→ **WORK INSTRUCTIONS**:
Locate each line below that includes "JSON" and reproduce it.

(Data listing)
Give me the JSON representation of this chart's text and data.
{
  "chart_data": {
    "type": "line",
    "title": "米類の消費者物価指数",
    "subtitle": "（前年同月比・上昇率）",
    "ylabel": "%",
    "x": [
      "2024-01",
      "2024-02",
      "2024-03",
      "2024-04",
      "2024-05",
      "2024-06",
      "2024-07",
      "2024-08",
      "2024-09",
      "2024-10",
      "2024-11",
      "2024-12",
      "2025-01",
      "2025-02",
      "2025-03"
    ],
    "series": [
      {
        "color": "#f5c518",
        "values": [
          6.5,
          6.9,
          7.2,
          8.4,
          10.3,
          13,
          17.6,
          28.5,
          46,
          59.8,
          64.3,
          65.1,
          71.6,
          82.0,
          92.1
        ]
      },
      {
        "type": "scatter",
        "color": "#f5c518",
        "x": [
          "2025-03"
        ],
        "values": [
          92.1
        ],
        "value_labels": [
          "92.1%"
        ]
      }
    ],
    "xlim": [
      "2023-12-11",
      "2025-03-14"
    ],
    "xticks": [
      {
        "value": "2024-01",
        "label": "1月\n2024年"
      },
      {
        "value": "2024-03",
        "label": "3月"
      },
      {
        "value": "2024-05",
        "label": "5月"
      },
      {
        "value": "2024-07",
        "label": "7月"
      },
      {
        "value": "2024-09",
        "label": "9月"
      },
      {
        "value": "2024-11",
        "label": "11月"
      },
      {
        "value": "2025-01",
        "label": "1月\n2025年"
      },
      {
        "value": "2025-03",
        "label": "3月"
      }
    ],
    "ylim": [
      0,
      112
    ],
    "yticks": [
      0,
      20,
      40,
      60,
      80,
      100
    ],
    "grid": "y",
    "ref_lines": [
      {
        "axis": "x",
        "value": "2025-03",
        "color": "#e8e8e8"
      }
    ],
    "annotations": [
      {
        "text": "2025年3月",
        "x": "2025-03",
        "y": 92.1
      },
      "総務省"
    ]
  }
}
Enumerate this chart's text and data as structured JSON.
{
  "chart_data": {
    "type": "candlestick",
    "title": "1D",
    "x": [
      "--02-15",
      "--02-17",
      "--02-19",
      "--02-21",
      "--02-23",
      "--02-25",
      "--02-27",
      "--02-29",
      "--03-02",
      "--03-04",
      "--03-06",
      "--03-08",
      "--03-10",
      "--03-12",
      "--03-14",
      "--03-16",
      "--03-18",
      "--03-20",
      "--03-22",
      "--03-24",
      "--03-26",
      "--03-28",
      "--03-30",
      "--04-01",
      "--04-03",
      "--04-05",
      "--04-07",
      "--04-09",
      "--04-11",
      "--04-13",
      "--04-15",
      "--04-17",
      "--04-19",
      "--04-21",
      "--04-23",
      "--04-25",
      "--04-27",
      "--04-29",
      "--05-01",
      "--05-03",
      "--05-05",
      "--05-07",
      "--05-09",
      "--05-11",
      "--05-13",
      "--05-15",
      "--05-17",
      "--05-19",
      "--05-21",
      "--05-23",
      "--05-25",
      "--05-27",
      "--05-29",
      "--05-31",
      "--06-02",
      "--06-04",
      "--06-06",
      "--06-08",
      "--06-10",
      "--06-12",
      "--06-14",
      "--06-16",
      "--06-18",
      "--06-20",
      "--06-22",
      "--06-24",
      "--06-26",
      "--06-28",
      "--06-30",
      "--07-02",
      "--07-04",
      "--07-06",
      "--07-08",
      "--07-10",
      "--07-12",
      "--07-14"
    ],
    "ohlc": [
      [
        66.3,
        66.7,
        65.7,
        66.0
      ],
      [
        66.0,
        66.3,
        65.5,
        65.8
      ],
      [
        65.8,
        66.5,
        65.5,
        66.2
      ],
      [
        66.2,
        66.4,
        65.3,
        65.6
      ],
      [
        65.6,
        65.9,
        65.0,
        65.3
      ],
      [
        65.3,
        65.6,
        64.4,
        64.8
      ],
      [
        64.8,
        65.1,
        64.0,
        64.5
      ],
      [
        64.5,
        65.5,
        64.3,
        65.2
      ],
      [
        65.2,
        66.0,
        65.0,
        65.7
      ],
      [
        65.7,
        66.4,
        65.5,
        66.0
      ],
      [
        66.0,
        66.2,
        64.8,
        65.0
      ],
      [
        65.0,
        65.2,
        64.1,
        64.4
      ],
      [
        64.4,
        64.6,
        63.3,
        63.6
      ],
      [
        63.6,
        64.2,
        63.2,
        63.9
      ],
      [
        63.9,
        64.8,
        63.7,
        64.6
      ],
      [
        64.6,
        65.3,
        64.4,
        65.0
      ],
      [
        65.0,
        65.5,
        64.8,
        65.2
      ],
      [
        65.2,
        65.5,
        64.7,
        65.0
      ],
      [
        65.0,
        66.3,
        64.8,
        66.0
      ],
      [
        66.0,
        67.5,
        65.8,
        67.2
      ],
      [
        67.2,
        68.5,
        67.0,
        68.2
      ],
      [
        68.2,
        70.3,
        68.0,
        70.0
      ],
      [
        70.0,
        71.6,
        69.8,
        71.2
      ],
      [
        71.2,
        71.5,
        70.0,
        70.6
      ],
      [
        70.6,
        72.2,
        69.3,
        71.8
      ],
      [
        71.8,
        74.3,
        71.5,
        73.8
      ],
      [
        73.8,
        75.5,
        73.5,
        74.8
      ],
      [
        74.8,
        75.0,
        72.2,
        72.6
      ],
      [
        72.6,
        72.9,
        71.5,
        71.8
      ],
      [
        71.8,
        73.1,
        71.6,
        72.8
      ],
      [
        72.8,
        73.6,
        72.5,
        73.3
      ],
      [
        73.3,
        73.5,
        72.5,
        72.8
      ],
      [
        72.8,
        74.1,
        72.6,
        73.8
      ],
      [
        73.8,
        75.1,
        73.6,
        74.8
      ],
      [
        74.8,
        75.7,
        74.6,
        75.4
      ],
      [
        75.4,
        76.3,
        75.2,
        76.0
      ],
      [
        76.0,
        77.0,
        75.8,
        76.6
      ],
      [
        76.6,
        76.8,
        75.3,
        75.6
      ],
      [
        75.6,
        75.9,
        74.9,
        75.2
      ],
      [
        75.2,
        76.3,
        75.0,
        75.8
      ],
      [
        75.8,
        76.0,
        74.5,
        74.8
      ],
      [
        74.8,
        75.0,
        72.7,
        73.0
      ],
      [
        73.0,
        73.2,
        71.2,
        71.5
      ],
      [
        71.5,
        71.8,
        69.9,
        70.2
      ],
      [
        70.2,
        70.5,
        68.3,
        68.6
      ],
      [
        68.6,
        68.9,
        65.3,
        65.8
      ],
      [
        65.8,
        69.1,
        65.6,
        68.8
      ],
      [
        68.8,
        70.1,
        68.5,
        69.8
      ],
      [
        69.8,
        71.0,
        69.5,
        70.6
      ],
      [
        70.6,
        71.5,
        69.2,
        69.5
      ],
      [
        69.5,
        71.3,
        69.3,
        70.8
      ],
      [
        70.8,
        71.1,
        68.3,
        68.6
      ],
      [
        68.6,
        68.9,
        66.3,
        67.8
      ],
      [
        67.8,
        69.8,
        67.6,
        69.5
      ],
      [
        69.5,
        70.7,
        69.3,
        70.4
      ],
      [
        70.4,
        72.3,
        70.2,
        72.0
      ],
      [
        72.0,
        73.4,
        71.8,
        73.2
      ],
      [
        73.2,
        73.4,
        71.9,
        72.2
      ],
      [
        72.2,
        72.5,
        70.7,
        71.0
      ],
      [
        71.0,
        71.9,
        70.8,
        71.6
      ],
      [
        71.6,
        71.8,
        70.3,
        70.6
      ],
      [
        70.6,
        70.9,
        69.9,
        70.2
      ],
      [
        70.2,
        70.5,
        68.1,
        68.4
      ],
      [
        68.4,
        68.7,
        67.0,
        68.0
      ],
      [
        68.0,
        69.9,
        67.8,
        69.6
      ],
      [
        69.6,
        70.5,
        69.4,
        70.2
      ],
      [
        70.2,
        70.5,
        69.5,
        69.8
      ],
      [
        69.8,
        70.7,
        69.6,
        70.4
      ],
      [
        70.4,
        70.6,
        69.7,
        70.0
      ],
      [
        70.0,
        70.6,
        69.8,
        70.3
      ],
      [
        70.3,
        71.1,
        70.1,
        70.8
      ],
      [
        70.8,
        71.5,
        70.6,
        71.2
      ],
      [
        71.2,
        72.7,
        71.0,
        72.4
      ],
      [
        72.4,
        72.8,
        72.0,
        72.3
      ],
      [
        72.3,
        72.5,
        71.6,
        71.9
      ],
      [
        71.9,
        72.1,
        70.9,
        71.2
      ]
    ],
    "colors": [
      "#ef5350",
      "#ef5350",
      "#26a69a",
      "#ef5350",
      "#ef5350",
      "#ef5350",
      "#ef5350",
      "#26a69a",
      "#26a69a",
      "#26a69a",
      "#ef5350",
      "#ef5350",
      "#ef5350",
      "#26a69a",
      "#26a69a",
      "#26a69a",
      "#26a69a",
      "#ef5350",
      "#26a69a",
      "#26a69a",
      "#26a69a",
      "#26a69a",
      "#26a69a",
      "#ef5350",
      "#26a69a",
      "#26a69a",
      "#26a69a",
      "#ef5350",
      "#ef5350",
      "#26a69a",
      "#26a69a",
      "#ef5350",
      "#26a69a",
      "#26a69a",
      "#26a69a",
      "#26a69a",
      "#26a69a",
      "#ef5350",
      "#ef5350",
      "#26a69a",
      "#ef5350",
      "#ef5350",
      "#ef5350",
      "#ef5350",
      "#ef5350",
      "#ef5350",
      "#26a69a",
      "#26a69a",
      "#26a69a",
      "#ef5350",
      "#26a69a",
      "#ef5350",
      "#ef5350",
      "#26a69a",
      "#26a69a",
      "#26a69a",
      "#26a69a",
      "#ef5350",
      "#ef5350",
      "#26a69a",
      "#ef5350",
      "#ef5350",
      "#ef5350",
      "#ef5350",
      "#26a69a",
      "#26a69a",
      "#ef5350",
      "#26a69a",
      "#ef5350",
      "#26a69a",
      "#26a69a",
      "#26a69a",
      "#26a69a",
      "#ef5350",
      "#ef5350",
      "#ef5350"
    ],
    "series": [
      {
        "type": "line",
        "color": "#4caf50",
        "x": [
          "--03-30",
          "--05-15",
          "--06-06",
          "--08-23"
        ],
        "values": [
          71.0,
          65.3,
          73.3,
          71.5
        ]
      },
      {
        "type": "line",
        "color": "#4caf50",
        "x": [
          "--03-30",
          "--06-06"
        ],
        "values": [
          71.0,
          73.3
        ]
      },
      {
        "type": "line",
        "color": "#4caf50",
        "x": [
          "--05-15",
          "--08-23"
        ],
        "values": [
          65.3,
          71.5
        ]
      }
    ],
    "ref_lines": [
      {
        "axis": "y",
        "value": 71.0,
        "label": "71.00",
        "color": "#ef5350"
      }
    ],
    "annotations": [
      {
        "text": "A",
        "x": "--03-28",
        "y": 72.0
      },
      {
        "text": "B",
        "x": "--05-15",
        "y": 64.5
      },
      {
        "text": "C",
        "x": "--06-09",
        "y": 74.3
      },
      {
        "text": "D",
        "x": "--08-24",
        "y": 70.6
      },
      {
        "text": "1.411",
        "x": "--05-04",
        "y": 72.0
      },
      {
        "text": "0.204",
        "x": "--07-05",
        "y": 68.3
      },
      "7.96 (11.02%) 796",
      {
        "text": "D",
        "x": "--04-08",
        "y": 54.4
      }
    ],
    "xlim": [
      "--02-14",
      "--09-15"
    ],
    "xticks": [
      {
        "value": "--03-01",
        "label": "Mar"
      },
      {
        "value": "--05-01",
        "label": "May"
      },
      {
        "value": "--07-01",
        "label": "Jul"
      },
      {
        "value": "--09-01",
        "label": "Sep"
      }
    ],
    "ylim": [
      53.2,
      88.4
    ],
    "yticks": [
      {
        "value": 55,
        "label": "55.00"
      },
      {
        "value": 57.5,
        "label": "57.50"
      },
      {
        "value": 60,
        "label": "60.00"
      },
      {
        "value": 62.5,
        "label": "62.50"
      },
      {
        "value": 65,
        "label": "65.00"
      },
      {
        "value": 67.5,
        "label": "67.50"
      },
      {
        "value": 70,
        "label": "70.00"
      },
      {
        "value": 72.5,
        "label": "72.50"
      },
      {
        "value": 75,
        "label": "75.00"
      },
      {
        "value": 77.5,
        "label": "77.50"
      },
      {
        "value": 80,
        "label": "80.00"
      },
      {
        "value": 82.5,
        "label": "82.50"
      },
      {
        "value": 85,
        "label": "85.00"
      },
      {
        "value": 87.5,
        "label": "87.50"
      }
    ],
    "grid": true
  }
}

→ **EXERCISE RESULT**:
Give me the JSON representation of this chart's text and data.
Enumerate this chart's text and data as structured JSON.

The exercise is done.